__DATASET CONTENT__:
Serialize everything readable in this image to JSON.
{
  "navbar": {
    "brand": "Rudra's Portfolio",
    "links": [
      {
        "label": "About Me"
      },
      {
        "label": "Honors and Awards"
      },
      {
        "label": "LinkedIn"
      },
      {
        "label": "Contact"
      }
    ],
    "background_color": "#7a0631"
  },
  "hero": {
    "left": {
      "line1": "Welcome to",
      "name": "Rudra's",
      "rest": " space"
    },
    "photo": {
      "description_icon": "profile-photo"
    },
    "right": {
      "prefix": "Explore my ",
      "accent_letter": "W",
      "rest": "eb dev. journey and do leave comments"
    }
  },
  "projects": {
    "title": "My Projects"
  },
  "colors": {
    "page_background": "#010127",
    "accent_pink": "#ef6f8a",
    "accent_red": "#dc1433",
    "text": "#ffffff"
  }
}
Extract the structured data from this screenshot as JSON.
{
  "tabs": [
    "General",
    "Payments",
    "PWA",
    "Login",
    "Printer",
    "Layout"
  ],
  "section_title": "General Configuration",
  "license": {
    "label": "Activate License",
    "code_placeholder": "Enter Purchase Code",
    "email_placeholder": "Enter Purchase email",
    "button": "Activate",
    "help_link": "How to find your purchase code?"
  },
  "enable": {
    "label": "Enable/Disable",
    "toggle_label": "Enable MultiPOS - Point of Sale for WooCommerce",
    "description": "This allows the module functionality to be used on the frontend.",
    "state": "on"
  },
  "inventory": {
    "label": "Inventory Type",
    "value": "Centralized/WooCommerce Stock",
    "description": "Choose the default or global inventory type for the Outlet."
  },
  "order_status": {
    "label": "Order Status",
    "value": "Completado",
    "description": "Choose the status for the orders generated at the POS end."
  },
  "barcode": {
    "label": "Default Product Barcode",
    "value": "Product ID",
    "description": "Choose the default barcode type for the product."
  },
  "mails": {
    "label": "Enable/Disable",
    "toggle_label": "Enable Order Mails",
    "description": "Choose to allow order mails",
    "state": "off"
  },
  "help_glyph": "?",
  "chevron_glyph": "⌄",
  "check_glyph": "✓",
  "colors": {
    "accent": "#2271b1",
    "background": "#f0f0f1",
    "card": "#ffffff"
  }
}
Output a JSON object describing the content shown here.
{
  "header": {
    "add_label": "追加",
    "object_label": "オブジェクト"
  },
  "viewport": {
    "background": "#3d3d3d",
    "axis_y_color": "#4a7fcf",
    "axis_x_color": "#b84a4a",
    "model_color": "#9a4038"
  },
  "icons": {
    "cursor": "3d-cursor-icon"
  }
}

__PROBLEM TO SOLVE__: Transcribe the records above exactly as they appear.

__EXERCISE OUTPUT__:
Serialize everything readable in this image to JSON.
{
  "navbar": {
    "brand": "Rudra's Portfolio",
    "links": [
      {
        "label": "About Me"
      },
      {
        "label": "Honors and Awards"
      },
      {
        "label": "LinkedIn"
      },
      {
        "label": "Contact"
      }
    ],
    "background_color": "#7a0631"
  },
  "hero": {
    "left": {
      "line1": "Welcome to",
      "name": "Rudra's",
      "rest": " space"
    },
    "photo": {
      "description_icon": "profile-photo"
    },
    "right": {
      "prefix": "Explore my ",
      "accent_letter": "W",
      "rest": "eb dev. journey and do leave comments"
    }
  },
  "projects": {
    "title": "My Projects"
  },
  "colors": {
    "page_background": "#010127",
    "accent_pink": "#ef6f8a",
    "accent_red": "#dc1433",
    "text": "#ffffff"
  }
}
Extract the structured data from this screenshot as JSON.
{
  "tabs": [
    "General",
    "Payments",
    "PWA",
    "Login",
    "Printer",
    "Layout"
  ],
  "section_title": "General Configuration",
  "license": {
    "label": "Activate License",
    "code_placeholder": "Enter Purchase Code",
    "email_placeholder": "Enter Purchase email",
    "button": "Activate",
    "help_link": "How to find your purchase code?"
  },
  "enable": {
    "label": "Enable/Disable",
    "toggle_label": "Enable MultiPOS - Point of Sale for WooCommerce",
    "description": "This allows the module functionality to be used on the frontend.",
    "state": "on"
  },
  "inventory": {
    "label": "Inventory Type",
    "value": "Centralized/WooCommerce Stock",
    "description": "Choose the default or global inventory type for the Outlet."
  },
  "order_status": {
    "label": "Order Status",
    "value": "Completado",
    "description": "Choose the status for the orders generated at the POS end."
  },
  "barcode": {
    "label": "Default Product Barcode",
    "value": "Product ID",
    "description": "Choose the default barcode type for the product."
  },
  "mails": {
    "label": "Enable/Disable",
    "toggle_label": "Enable Order Mails",
    "description": "Choose to allow order mails",
    "state": "off"
  },
  "help_glyph": "?",
  "chevron_glyph": "⌄",
  "check_glyph": "✓",
  "colors": {
    "accent": "#2271b1",
    "background": "#f0f0f1",
    "card": "#ffffff"
  }
}
Output a JSON object describing the content shown here.
{
  "header": {
    "add_label": "追加",
    "object_label": "オブジェクト"
  },
  "viewport": {
    "background": "#3d3d3d",
    "axis_y_color": "#4a7fcf",
    "axis_x_color": "#b84a4a",
    "model_color": "#9a4038"
  },
  "icons": {
    "cursor": "3d-cursor-icon"
  }
}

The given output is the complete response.